Gather all lines with "value" from the records.

(Dataset records)
***

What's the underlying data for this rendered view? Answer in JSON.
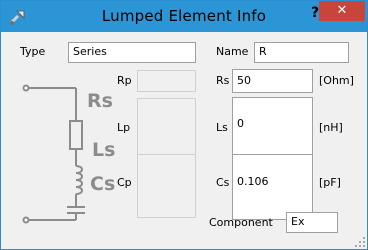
{
  "window": {
    "title": "Lumped Element Info",
    "help_label": "?",
    "close_label": "✕"
  },
  "type": {
    "label": "Type",
    "value": "Series"
  },
  "name": {
    "label": "Name",
    "value": "R"
  },
  "rp": {
    "label": "Rp",
    "value": ""
  },
  "lp": {
    "label": "Lp",
    "value": ""
  },
  "cp": {
    "label": "Cp",
    "value": ""
  },
  "rs": {
    "label": "Rs",
    "value": "50",
    "unit": "[Ohm]"
  },
  "ls": {
    "label": "Ls",
    "value": "0",
    "unit": "[nH]"
  },
  "cs": {
    "label": "Cs",
    "value": "0.106",
    "unit": "[pF]"
  },
  "component": {
    "label": "Component",
    "value": "Ex"
  },
  "diagram": {
    "rs_label": "Rs",
    "ls_label": "Ls",
    "cs_label": "Cs"
  },
  "colors": {
    "titlebar": "#2b95d6",
    "close": "#c9443a",
    "diagram": "#8c8c8c"
  }
}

***

> [EXERCISE RESULT]:
    "value": "Series"
    "value": "R"
    "value": ""
    "value": ""
    "value": ""
    "value": "50",
    "value": "0",
    "value": "0.106",
    "value": "Ex"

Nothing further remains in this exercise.